Exercise objective
Filter this material down to the lines that hold "инвалидитетом", copying each one.

..............................

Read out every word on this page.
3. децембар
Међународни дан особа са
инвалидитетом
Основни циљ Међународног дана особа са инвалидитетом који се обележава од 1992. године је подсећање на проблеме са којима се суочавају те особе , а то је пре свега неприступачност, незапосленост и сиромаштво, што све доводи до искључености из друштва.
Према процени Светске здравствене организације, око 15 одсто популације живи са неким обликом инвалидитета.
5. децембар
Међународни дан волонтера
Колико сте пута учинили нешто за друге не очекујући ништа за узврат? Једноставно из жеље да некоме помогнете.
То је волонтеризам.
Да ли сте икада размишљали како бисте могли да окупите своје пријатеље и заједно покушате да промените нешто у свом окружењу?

..............................

Task solution
инвалидитетом
Основни циљ Међународног дана особа са инвалидитетом који се обележава од 1992. године је подсећање на проблеме са којима се суочавају те особе , а то је пре свега неприступачност, незапосленост и сиромаштво, што све доводи до искључености из друштва.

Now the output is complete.